Given task: From the data that follows, copy every line holding the string "values".

Material for this task:
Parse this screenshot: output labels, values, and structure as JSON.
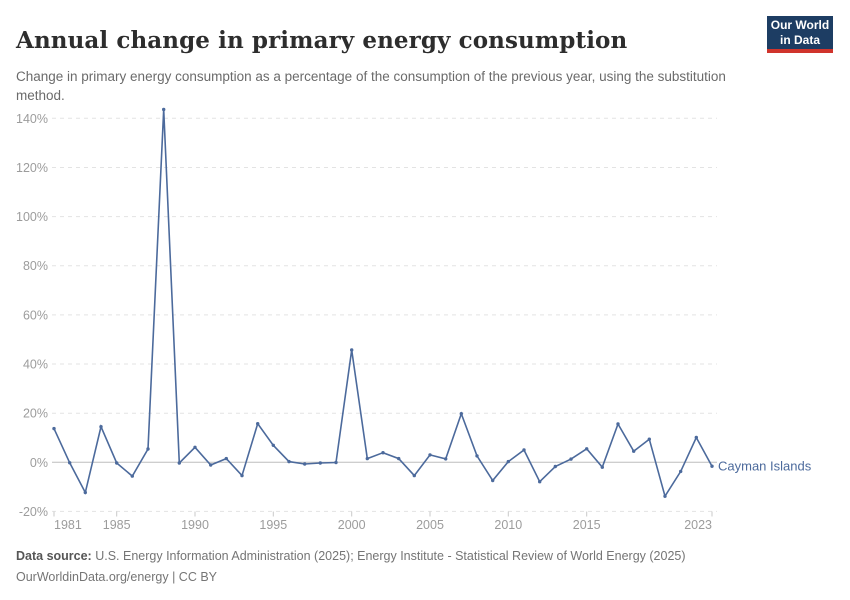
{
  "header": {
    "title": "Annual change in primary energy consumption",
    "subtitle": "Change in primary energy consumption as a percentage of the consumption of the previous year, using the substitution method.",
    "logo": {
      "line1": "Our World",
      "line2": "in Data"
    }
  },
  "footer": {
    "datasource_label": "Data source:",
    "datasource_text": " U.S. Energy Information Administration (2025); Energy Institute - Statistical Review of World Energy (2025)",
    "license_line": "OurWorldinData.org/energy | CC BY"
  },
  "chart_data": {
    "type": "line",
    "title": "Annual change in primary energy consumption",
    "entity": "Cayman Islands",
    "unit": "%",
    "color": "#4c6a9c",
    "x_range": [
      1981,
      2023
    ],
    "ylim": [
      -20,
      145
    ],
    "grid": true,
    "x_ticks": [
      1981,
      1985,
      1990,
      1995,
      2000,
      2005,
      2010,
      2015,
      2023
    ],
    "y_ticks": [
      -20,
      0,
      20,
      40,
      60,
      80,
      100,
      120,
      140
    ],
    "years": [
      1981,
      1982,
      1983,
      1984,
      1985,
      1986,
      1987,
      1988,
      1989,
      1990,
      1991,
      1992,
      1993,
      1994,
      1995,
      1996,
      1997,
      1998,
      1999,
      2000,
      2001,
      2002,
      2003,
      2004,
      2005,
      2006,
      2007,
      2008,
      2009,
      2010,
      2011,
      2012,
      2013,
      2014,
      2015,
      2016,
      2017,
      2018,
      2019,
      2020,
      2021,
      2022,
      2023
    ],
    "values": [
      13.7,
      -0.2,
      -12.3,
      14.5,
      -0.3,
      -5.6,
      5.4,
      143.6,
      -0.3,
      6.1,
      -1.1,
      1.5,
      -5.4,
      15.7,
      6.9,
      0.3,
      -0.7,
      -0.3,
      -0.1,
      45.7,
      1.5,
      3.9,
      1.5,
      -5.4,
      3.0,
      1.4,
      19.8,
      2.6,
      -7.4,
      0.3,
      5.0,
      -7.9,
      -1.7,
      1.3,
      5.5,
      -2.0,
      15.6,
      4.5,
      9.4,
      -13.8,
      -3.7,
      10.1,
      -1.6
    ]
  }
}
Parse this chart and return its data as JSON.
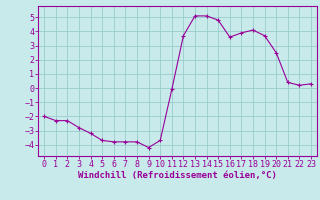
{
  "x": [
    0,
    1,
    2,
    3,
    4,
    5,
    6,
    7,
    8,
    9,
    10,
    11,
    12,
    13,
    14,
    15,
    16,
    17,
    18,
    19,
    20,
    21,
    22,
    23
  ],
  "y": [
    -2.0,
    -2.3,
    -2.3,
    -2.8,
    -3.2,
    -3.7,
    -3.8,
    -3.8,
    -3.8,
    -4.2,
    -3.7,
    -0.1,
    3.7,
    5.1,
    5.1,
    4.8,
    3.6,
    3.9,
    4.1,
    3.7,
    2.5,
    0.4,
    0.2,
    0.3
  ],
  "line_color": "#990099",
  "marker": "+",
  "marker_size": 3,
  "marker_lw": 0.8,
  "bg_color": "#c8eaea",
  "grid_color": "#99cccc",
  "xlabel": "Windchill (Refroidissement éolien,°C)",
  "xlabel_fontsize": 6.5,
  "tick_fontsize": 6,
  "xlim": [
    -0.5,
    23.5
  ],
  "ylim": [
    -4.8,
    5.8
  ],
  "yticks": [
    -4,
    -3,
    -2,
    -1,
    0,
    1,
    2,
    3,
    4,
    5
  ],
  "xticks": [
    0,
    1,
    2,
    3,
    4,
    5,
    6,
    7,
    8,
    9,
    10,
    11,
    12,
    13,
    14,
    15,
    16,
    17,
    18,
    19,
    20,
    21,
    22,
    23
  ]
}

Solution for this problem:
Parse this screenshot: output labels, values, and structure as JSON.
    "values": [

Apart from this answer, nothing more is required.